start DATASET EXTRACT

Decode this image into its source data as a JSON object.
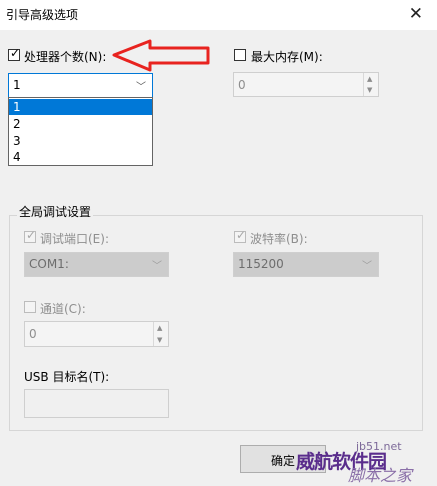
{
  "window": {
    "title": "引导高级选项"
  },
  "processors": {
    "label": "处理器个数(N):",
    "checked": true,
    "selected": "1",
    "options": [
      "1",
      "2",
      "3",
      "4"
    ]
  },
  "max_memory": {
    "label": "最大内存(M):",
    "checked": false,
    "value": "0"
  },
  "debug_group": {
    "title": "全局调试设置",
    "debug_port": {
      "label": "调试端口(E):",
      "value": "COM1:"
    },
    "baud_rate": {
      "label": "波特率(B):",
      "value": "115200"
    },
    "channel": {
      "label": "通道(C):",
      "value": "0"
    },
    "usb_target": {
      "label": "USB 目标名(T):",
      "value": ""
    }
  },
  "buttons": {
    "ok": "确定"
  },
  "watermark": {
    "line1": "威航软件园",
    "line2": "脚本之家",
    "line3": "jb51.net"
  },
  "colors": {
    "selection": "#0078d7",
    "annotation_arrow": "#e8231f",
    "watermark": "#5a2d8c"
  }
}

end DATASET EXTRACT

EXERCISE OBJECTIVE
Find every line in the records that contains the word "label"; copy those lines.

COMPLETE RESPONSE
    "label": "处理器个数(N):",
    "label": "最大内存(M):",
      "label": "调试端口(E):",
      "label": "波特率(B):",
      "label": "通道(C):",
      "label": "USB 目标名(T):",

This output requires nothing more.